* _Exercise text_
- - - -

Can you preserve the match with nsz?

I'm not sure I follow why signalling is important here? I've noticed that we'll lower FMINNUM to FMINIMUM, in TargetLowering::expandFMINNUM_FMAXNUM, in the absence of any NaNs - but that also doesn't appear to respect the +/-0 issue raised here.

arsenm added a comment.Feb 2 2023, 5:30 AM

Can you preserve the match with nsz?

I'm not sure I follow why signalling is important here?

I didn’t say it was, but changing from select to a min introduces quieting which wouldn’t happen before

spatel added a comment.Feb 2 2023, 7:09 AM

It looks like it could cause some unexpected performance hiccups though... So, for the targets that would return the input NaN, do you think it would be worth implementing a target API for ValueTracking so that it could make a decision, or is this something that have to be sunk into the DAGBuilder? Are there any other uses of matchSelectPattern that could also be making a bogus decision?

I agree that this seems likely to cause some perf regressions based on the test diffs. If we can find a way to avoid those, that works for me, but it's such a mess, I figured we should just remove this hunk of wrong code as a first step.

Let me try to summarize where we stand:

  1. The select pattern in IR guarantees that we would return a NaN input bitwise exactly. The FMINIMUM/FMAXIMUM intrinsics/nodes don't guarantee that, and as noted in D143056, the targets that implement this operation tend to return a canonical NaN rather than propagate a NaN payload. Given that, changing semantics in IR or SDAG to accommodate this transform does not seem viable.
  1. The select pattern in IR differs in its treatment of -0.0, so we have potential for real numeric miscompiles as shown in the test diffs here. It seems likely that we will add even more MIN/MAX node variations to match target behavior, but I'm not sure what that behavior is yet, so I don't know what a good solution will be. As an example of an existing codegen semantic variation of min/max, note that x86 has target-specific FMAXC/FMINC nodes.
  1. We could look for 'nsz' and 'nnan' on the IR to make the transform sound, but it requires a questionable combination of FMF on the fcmp and select: https://alive2.llvm.org/ce/z/vjV9AC . This might get better with the nofpclass attribute proposed in D139902.

- - - -

* _Your instructions_
List every distinct node or intrinsic name that begins with "FM" and stands as a separate word in the code review discussion. The data that come next have no connection to the code review discussion.

- - - -

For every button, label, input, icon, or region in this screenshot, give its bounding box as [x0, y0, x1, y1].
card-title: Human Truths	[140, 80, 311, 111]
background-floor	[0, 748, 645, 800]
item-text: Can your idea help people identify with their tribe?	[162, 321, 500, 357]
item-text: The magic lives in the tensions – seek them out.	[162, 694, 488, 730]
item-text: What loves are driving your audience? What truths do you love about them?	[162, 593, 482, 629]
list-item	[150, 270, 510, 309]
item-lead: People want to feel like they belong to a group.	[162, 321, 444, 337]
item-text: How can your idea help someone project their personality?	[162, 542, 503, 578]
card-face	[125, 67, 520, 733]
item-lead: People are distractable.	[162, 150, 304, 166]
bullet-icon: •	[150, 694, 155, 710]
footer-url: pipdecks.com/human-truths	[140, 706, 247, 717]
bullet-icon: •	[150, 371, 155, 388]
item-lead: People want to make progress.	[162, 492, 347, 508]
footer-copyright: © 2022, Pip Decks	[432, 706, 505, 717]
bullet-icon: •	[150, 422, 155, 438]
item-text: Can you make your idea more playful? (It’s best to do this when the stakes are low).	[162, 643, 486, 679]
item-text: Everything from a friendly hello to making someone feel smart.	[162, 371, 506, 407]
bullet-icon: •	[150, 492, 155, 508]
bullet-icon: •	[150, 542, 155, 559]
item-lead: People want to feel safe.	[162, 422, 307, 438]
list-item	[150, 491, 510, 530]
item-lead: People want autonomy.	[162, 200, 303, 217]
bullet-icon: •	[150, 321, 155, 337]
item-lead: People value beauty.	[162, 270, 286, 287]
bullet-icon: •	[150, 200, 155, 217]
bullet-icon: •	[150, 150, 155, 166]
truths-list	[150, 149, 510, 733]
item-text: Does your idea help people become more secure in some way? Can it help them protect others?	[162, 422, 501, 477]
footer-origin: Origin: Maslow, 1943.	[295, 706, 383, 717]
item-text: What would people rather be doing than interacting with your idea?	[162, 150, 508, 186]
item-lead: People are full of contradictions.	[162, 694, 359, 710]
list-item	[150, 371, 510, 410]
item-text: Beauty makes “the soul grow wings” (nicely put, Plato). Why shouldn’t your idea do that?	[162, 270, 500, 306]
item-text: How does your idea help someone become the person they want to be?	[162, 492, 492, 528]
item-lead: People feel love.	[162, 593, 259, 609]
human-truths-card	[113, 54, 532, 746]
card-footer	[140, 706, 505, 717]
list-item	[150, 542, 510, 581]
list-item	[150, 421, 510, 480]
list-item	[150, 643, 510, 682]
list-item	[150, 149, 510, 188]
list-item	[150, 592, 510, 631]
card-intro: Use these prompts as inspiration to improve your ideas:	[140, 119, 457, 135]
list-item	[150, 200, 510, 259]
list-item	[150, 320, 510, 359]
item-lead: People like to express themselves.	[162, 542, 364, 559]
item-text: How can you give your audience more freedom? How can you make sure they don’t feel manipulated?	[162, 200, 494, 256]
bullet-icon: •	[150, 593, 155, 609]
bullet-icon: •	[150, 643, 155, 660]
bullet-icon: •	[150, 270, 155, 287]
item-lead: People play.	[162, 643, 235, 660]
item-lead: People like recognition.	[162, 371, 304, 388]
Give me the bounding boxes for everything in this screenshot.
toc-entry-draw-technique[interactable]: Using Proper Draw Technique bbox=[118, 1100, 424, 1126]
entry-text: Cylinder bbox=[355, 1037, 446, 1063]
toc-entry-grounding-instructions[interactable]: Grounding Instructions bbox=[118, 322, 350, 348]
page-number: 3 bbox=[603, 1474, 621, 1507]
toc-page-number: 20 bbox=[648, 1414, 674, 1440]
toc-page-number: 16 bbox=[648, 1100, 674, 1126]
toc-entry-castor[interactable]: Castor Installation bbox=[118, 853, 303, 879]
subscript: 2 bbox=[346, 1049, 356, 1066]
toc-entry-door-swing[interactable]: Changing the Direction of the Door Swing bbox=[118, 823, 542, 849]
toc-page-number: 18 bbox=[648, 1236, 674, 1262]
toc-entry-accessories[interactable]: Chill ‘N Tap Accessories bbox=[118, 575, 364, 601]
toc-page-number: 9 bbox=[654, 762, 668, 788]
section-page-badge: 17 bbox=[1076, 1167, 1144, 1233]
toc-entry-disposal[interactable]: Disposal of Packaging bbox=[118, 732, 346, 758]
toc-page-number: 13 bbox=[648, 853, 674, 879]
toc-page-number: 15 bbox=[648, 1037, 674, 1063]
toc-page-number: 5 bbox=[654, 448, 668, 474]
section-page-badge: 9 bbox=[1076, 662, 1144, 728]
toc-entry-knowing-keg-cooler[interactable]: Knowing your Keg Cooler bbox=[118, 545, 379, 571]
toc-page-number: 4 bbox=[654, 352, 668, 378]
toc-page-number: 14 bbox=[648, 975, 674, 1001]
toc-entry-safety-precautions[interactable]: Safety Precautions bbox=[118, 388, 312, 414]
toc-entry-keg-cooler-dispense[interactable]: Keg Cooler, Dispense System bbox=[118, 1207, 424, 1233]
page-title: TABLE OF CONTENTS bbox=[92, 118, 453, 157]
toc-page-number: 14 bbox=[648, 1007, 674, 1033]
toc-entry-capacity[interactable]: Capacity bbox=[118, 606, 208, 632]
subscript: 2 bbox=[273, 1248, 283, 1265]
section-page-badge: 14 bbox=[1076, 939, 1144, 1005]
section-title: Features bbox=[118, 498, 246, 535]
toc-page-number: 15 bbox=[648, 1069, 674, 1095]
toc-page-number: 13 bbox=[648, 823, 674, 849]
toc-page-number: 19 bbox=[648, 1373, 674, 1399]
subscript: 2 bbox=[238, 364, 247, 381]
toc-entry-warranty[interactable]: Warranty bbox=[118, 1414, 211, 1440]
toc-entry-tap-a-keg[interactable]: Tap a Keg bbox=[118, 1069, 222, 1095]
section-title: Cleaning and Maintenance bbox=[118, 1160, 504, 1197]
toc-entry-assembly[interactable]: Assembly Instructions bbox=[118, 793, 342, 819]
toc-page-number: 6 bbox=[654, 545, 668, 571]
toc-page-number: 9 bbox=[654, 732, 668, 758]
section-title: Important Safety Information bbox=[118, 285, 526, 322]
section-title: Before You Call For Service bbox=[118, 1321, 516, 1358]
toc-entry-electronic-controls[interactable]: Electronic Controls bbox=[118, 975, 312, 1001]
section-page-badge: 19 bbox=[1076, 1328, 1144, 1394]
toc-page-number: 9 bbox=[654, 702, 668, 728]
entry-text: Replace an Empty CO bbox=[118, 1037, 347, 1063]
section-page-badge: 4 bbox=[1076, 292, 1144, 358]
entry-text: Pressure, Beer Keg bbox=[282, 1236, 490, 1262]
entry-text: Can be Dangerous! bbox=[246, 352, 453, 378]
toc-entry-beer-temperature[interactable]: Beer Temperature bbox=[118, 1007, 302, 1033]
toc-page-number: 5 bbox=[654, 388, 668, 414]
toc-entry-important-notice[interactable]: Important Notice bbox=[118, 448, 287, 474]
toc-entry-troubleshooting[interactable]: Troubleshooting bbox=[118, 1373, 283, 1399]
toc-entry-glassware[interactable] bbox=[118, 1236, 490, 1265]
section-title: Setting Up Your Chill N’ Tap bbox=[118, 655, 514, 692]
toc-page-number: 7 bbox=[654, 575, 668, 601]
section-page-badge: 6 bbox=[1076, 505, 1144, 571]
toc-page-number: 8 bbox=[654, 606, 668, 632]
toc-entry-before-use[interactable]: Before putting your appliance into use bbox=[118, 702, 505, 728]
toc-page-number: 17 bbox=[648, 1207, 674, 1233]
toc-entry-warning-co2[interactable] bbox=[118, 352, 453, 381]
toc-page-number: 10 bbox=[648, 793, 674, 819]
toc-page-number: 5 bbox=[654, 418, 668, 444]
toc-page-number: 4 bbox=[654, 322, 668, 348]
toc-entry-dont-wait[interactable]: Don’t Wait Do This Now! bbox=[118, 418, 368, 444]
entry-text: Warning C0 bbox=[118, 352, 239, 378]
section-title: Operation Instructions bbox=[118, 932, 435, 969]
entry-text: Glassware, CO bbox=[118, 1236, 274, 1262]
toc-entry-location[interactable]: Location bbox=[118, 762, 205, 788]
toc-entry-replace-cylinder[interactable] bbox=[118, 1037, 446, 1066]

- - - -

* _Output for this exercise_
FMINNUM, FMINIMUM, FMAXIMUM, FMAXC, FMINC